**What is needed:** Transcribe all of the records word for word, but omit the pictures.

Dataset rows:
##############################

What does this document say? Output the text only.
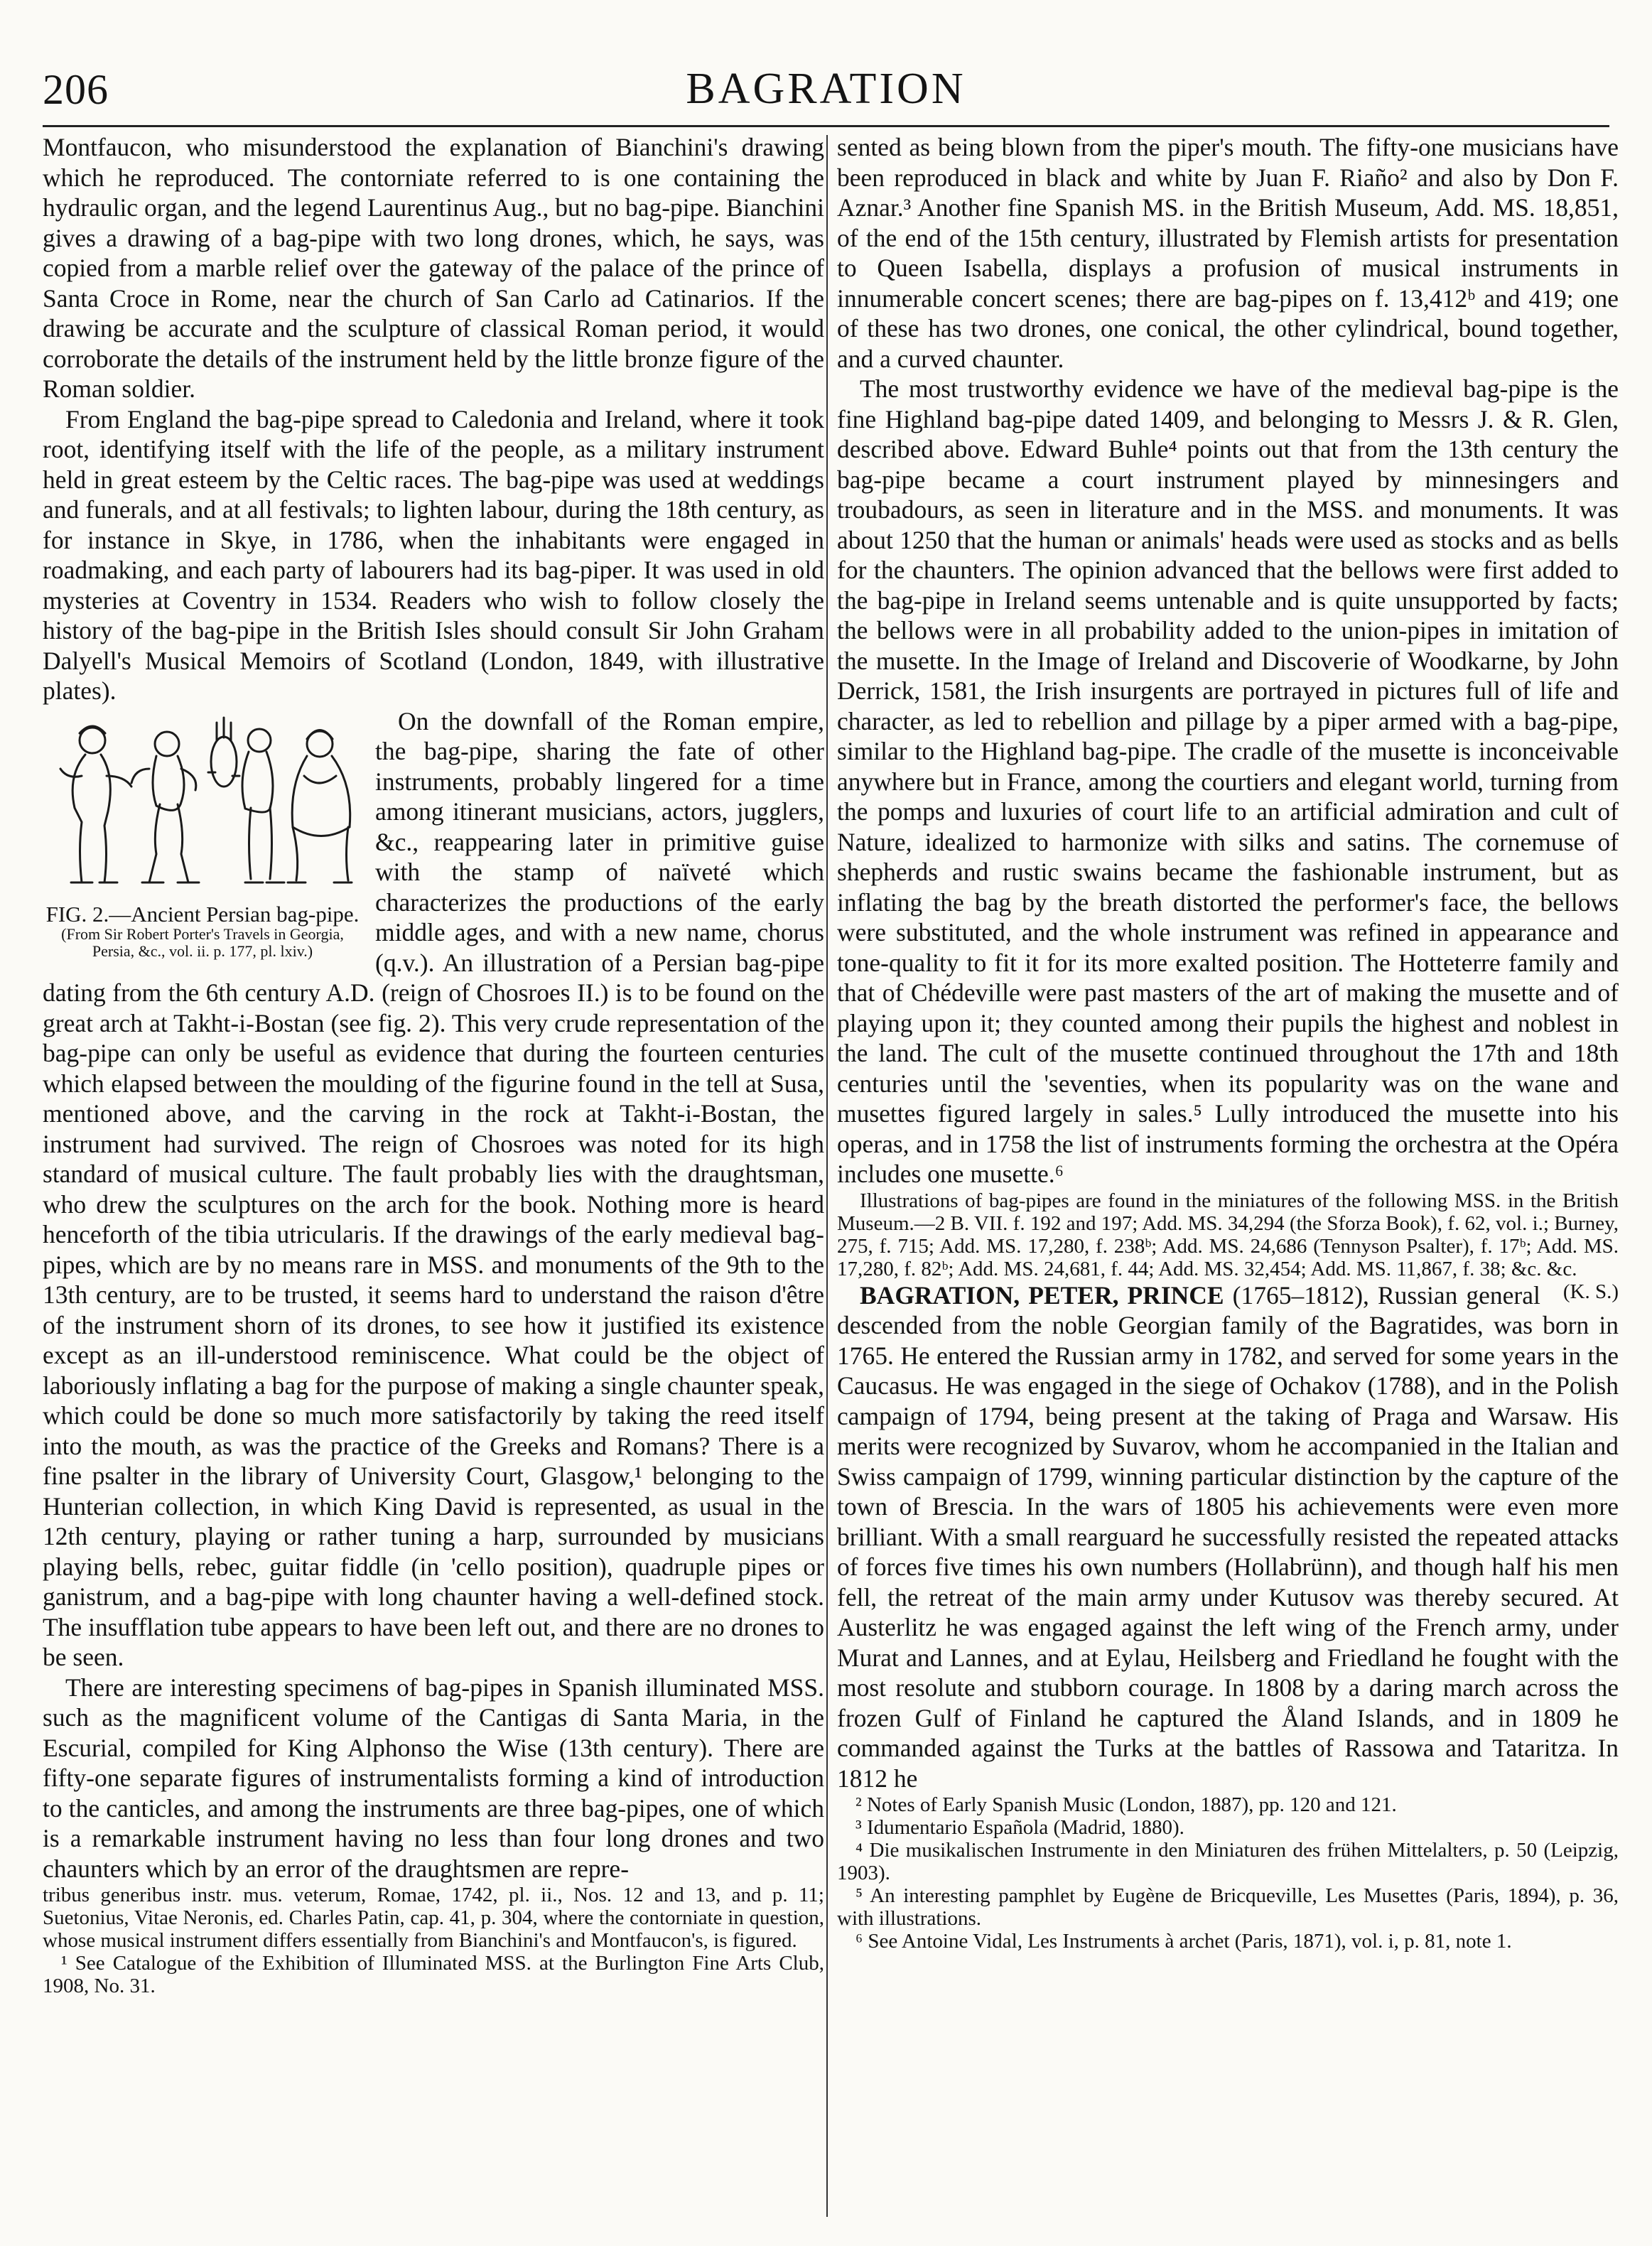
206	BAGRATION

Montfaucon, who misunderstood the explanation of Bianchini's drawing which he reproduced. The contorniate referred to is one containing the hydraulic organ, and the legend Laurentinus Aug., but no bag-pipe. Bianchini gives a drawing of a bag-pipe with two long drones, which, he says, was copied from a marble relief over the gateway of the palace of the prince of Santa Croce in Rome, near the church of San Carlo ad Catinarios. If the drawing be accurate and the sculpture of classical Roman period, it would corroborate the details of the instrument held by the little bronze figure of the Roman soldier.

From England the bag-pipe spread to Caledonia and Ireland, where it took root, identifying itself with the life of the people, as a military instrument held in great esteem by the Celtic races. The bag-pipe was used at weddings and funerals, and at all festivals; to lighten labour, during the 18th century, as for instance in Skye, in 1786, when the inhabitants were engaged in roadmaking, and each party of labourers had its bag-piper. It was used in old mysteries at Coventry in 1534. Readers who wish to follow closely the history of the bag-pipe in the British Isles should consult Sir John Graham Dalyell's Musical Memoirs of Scotland (London, 1849, with illustrative plates).

FIG. 2.—Ancient Persian bag-pipe.
(From Sir Robert Porter's Travels in Georgia, Persia, &c., vol. ii. p. 177, pl. lxiv.)

On the downfall of the Roman empire, the bag-pipe, sharing the fate of other instruments, probably lingered for a time among itinerant musicians, actors, jugglers, &c., reappearing later in primitive guise with the stamp of naïveté which characterizes the productions of the early middle ages, and with a new name, chorus (q.v.). An illustration of a Persian bag-pipe dating from the 6th century A.D. (reign of Chosroes II.) is to be found on the great arch at Takht-i-Bostan (see fig. 2). This very crude representation of the bag-pipe can only be useful as evidence that during the fourteen centuries which elapsed between the moulding of the figurine found in the tell at Susa, mentioned above, and the carving in the rock at Takht-i-Bostan, the instrument had survived. The reign of Chosroes was noted for its high standard of musical culture. The fault probably lies with the draughtsman, who drew the sculptures on the arch for the book. Nothing more is heard henceforth of the tibia utricularis. If the drawings of the early medieval bag-pipes, which are by no means rare in MSS. and monuments of the 9th to the 13th century, are to be trusted, it seems hard to understand the raison d'être of the instrument shorn of its drones, to see how it justified its existence except as an ill-understood reminiscence. What could be the object of laboriously inflating a bag for the purpose of making a single chaunter speak, which could be done so much more satisfactorily by taking the reed itself into the mouth, as was the practice of the Greeks and Romans? There is a fine psalter in the library of University Court, Glasgow,¹ belonging to the Hunterian collection, in which King David is represented, as usual in the 12th century, playing or rather tuning a harp, surrounded by musicians playing bells, rebec, guitar fiddle (in 'cello position), quadruple pipes or ganistrum, and a bag-pipe with long chaunter having a well-defined stock. The insufflation tube appears to have been left out, and there are no drones to be seen.

There are interesting specimens of bag-pipes in Spanish illuminated MSS. such as the magnificent volume of the Cantigas di Santa Maria, in the Escurial, compiled for King Alphonso the Wise (13th century). There are fifty-one separate figures of instrumentalists forming a kind of introduction to the canticles, and among the instruments are three bag-pipes, one of which is a remarkable instrument having no less than four long drones and two chaunters which by an error of the draughtsmen are repre-

tribus generibus instr. mus. veterum, Romae, 1742, pl. ii., Nos. 12 and 13, and p. 11; Suetonius, Vitae Neronis, ed. Charles Patin, cap. 41, p. 304, where the contorniate in question, whose musical instrument differs essentially from Bianchini's and Montfaucon's, is figured.

¹ See Catalogue of the Exhibition of Illuminated MSS. at the Burlington Fine Arts Club, 1908, No. 31.

sented as being blown from the piper's mouth. The fifty-one musicians have been reproduced in black and white by Juan F. Riaño² and also by Don F. Aznar.³ Another fine Spanish MS. in the British Museum, Add. MS. 18,851, of the end of the 15th century, illustrated by Flemish artists for presentation to Queen Isabella, displays a profusion of musical instruments in innumerable concert scenes; there are bag-pipes on f. 13,412ᵇ and 419; one of these has two drones, one conical, the other cylindrical, bound together, and a curved chaunter.

The most trustworthy evidence we have of the medieval bag-pipe is the fine Highland bag-pipe dated 1409, and belonging to Messrs J. & R. Glen, described above. Edward Buhle⁴ points out that from the 13th century the bag-pipe became a court instrument played by minnesingers and troubadours, as seen in literature and in the MSS. and monuments. It was about 1250 that the human or animals' heads were used as stocks and as bells for the chaunters. The opinion advanced that the bellows were first added to the bag-pipe in Ireland seems untenable and is quite unsupported by facts; the bellows were in all probability added to the union-pipes in imitation of the musette. In the Image of Ireland and Discoverie of Woodkarne, by John Derrick, 1581, the Irish insurgents are portrayed in pictures full of life and character, as led to rebellion and pillage by a piper armed with a bag-pipe, similar to the Highland bag-pipe. The cradle of the musette is inconceivable anywhere but in France, among the courtiers and elegant world, turning from the pomps and luxuries of court life to an artificial admiration and cult of Nature, idealized to harmonize with silks and satins. The cornemuse of shepherds and rustic swains became the fashionable instrument, but as inflating the bag by the breath distorted the performer's face, the bellows were substituted, and the whole instrument was refined in appearance and tone-quality to fit it for its more exalted position. The Hotteterre family and that of Chédeville were past masters of the art of making the musette and of playing upon it; they counted among their pupils the highest and noblest in the land. The cult of the musette continued throughout the 17th and 18th centuries until the 'seventies, when its popularity was on the wane and musettes figured largely in sales.⁵ Lully introduced the musette into his operas, and in 1758 the list of instruments forming the orchestra at the Opéra includes one musette.⁶

Illustrations of bag-pipes are found in the miniatures of the following MSS. in the British Museum.—2 B. VII. f. 192 and 197; Add. MS. 34,294 (the Sforza Book), f. 62, vol. i.; Burney, 275, f. 715; Add. MS. 17,280, f. 238ᵇ; Add. MS. 24,686 (Tennyson Psalter), f. 17ᵇ; Add. MS. 17,280, f. 82ᵇ; Add. MS. 24,681, f. 44; Add. MS. 32,454; Add. MS. 11,867, f. 38; &c. &c.
(K. S.)

BAGRATION, PETER, PRINCE (1765–1812), Russian general descended from the noble Georgian family of the Bagratides, was born in 1765. He entered the Russian army in 1782, and served for some years in the Caucasus. He was engaged in the siege of Ochakov (1788), and in the Polish campaign of 1794, being present at the taking of Praga and Warsaw. His merits were recognized by Suvarov, whom he accompanied in the Italian and Swiss campaign of 1799, winning particular distinction by the capture of the town of Brescia. In the wars of 1805 his achievements were even more brilliant. With a small rearguard he successfully resisted the repeated attacks of forces five times his own numbers (Hollabrünn), and though half his men fell, the retreat of the main army under Kutusov was thereby secured. At Austerlitz he was engaged against the left wing of the French army, under Murat and Lannes, and at Eylau, Heilsberg and Friedland he fought with the most resolute and stubborn courage. In 1808 by a daring march across the frozen Gulf of Finland he captured the Åland Islands, and in 1809 he commanded against the Turks at the battles of Rassowa and Tataritza. In 1812 he

² Notes of Early Spanish Music (London, 1887), pp. 120 and 121.

³ Idumentario Española (Madrid, 1880).

⁴ Die musikalischen Instrumente in den Miniaturen des frühen Mittelalters, p. 50 (Leipzig, 1903).

⁵ An interesting pamphlet by Eugène de Bricqueville, Les Musettes (Paris, 1894), p. 36, with illustrations.

⁶ See Antoine Vidal, Les Instruments à archet (Paris, 1871), vol. i, p. 81, note 1.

##############################

**Correct response:**
What does this document say? Output the text only.
206	BAGRATION

Montfaucon, who misunderstood the explanation of Bianchini's drawing which he reproduced. The contorniate referred to is one containing the hydraulic organ, and the legend Laurentinus Aug., but no bag-pipe. Bianchini gives a drawing of a bag-pipe with two long drones, which, he says, was copied from a marble relief over the gateway of the palace of the prince of Santa Croce in Rome, near the church of San Carlo ad Catinarios. If the drawing be accurate and the sculpture of classical Roman period, it would corroborate the details of the instrument held by the little bronze figure of the Roman soldier.

From England the bag-pipe spread to Caledonia and Ireland, where it took root, identifying itself with the life of the people, as a military instrument held in great esteem by the Celtic races. The bag-pipe was used at weddings and funerals, and at all festivals; to lighten labour, during the 18th century, as for instance in Skye, in 1786, when the inhabitants were engaged in roadmaking, and each party of labourers had its bag-piper. It was used in old mysteries at Coventry in 1534. Readers who wish to follow closely the history of the bag-pipe in the British Isles should consult Sir John Graham Dalyell's Musical Memoirs of Scotland (London, 1849, with illustrative plates).

FIG. 2.—Ancient Persian bag-pipe.
(From Sir Robert Porter's Travels in Georgia, Persia, &c., vol. ii. p. 177, pl. lxiv.)

On the downfall of the Roman empire, the bag-pipe, sharing the fate of other instruments, probably lingered for a time among itinerant musicians, actors, jugglers, &c., reappearing later in primitive guise with the stamp of naïveté which characterizes the productions of the early middle ages, and with a new name, chorus (q.v.). An illustration of a Persian bag-pipe dating from the 6th century A.D. (reign of Chosroes II.) is to be found on the great arch at Takht-i-Bostan (see fig. 2). This very crude representation of the bag-pipe can only be useful as evidence that during the fourteen centuries which elapsed between the moulding of the figurine found in the tell at Susa, mentioned above, and the carving in the rock at Takht-i-Bostan, the instrument had survived. The reign of Chosroes was noted for its high standard of musical culture. The fault probably lies with the draughtsman, who drew the sculptures on the arch for the book. Nothing more is heard henceforth of the tibia utricularis. If the drawings of the early medieval bag-pipes, which are by no means rare in MSS. and monuments of the 9th to the 13th century, are to be trusted, it seems hard to understand the raison d'être of the instrument shorn of its drones, to see how it justified its existence except as an ill-understood reminiscence. What could be the object of laboriously inflating a bag for the purpose of making a single chaunter speak, which could be done so much more satisfactorily by taking the reed itself into the mouth, as was the practice of the Greeks and Romans? There is a fine psalter in the library of University Court, Glasgow,¹ belonging to the Hunterian collection, in which King David is represented, as usual in the 12th century, playing or rather tuning a harp, surrounded by musicians playing bells, rebec, guitar fiddle (in 'cello position), quadruple pipes or ganistrum, and a bag-pipe with long chaunter having a well-defined stock. The insufflation tube appears to have been left out, and there are no drones to be seen.

There are interesting specimens of bag-pipes in Spanish illuminated MSS. such as the magnificent volume of the Cantigas di Santa Maria, in the Escurial, compiled for King Alphonso the Wise (13th century). There are fifty-one separate figures of instrumentalists forming a kind of introduction to the canticles, and among the instruments are three bag-pipes, one of which is a remarkable instrument having no less than four long drones and two chaunters which by an error of the draughtsmen are repre-

tribus generibus instr. mus. veterum, Romae, 1742, pl. ii., Nos. 12 and 13, and p. 11; Suetonius, Vitae Neronis, ed. Charles Patin, cap. 41, p. 304, where the contorniate in question, whose musical instrument differs essentially from Bianchini's and Montfaucon's, is figured.

¹ See Catalogue of the Exhibition of Illuminated MSS. at the Burlington Fine Arts Club, 1908, No. 31.

sented as being blown from the piper's mouth. The fifty-one musicians have been reproduced in black and white by Juan F. Riaño² and also by Don F. Aznar.³ Another fine Spanish MS. in the British Museum, Add. MS. 18,851, of the end of the 15th century, illustrated by Flemish artists for presentation to Queen Isabella, displays a profusion of musical instruments in innumerable concert scenes; there are bag-pipes on f. 13,412ᵇ and 419; one of these has two drones, one conical, the other cylindrical, bound together, and a curved chaunter.

The most trustworthy evidence we have of the medieval bag-pipe is the fine Highland bag-pipe dated 1409, and belonging to Messrs J. & R. Glen, described above. Edward Buhle⁴ points out that from the 13th century the bag-pipe became a court instrument played by minnesingers and troubadours, as seen in literature and in the MSS. and monuments. It was about 1250 that the human or animals' heads were used as stocks and as bells for the chaunters. The opinion advanced that the bellows were first added to the bag-pipe in Ireland seems untenable and is quite unsupported by facts; the bellows were in all probability added to the union-pipes in imitation of the musette. In the Image of Ireland and Discoverie of Woodkarne, by John Derrick, 1581, the Irish insurgents are portrayed in pictures full of life and character, as led to rebellion and pillage by a piper armed with a bag-pipe, similar to the Highland bag-pipe. The cradle of the musette is inconceivable anywhere but in France, among the courtiers and elegant world, turning from the pomps and luxuries of court life to an artificial admiration and cult of Nature, idealized to harmonize with silks and satins. The cornemuse of shepherds and rustic swains became the fashionable instrument, but as inflating the bag by the breath distorted the performer's face, the bellows were substituted, and the whole instrument was refined in appearance and tone-quality to fit it for its more exalted position. The Hotteterre family and that of Chédeville were past masters of the art of making the musette and of playing upon it; they counted among their pupils the highest and noblest in the land. The cult of the musette continued throughout the 17th and 18th centuries until the 'seventies, when its popularity was on the wane and musettes figured largely in sales.⁵ Lully introduced the musette into his operas, and in 1758 the list of instruments forming the orchestra at the Opéra includes one musette.⁶

Illustrations of bag-pipes are found in the miniatures of the following MSS. in the British Museum.—2 B. VII. f. 192 and 197; Add. MS. 34,294 (the Sforza Book), f. 62, vol. i.; Burney, 275, f. 715; Add. MS. 17,280, f. 238ᵇ; Add. MS. 24,686 (Tennyson Psalter), f. 17ᵇ; Add. MS. 17,280, f. 82ᵇ; Add. MS. 24,681, f. 44; Add. MS. 32,454; Add. MS. 11,867, f. 38; &c. &c.
(K. S.)

BAGRATION, PETER, PRINCE (1765–1812), Russian general descended from the noble Georgian family of the Bagratides, was born in 1765. He entered the Russian army in 1782, and served for some years in the Caucasus. He was engaged in the siege of Ochakov (1788), and in the Polish campaign of 1794, being present at the taking of Praga and Warsaw. His merits were recognized by Suvarov, whom he accompanied in the Italian and Swiss campaign of 1799, winning particular distinction by the capture of the town of Brescia. In the wars of 1805 his achievements were even more brilliant. With a small rearguard he successfully resisted the repeated attacks of forces five times his own numbers (Hollabrünn), and though half his men fell, the retreat of the main army under Kutusov was thereby secured. At Austerlitz he was engaged against the left wing of the French army, under Murat and Lannes, and at Eylau, Heilsberg and Friedland he fought with the most resolute and stubborn courage. In 1808 by a daring march across the frozen Gulf of Finland he captured the Åland Islands, and in 1809 he commanded against the Turks at the battles of Rassowa and Tataritza. In 1812 he

² Notes of Early Spanish Music (London, 1887), pp. 120 and 121.

³ Idumentario Española (Madrid, 1880).

⁴ Die musikalischen Instrumente in den Miniaturen des frühen Mittelalters, p. 50 (Leipzig, 1903).

⁵ An interesting pamphlet by Eugène de Bricqueville, Les Musettes (Paris, 1894), p. 36, with illustrations.

⁶ See Antoine Vidal, Les Instruments à archet (Paris, 1871), vol. i, p. 81, note 1.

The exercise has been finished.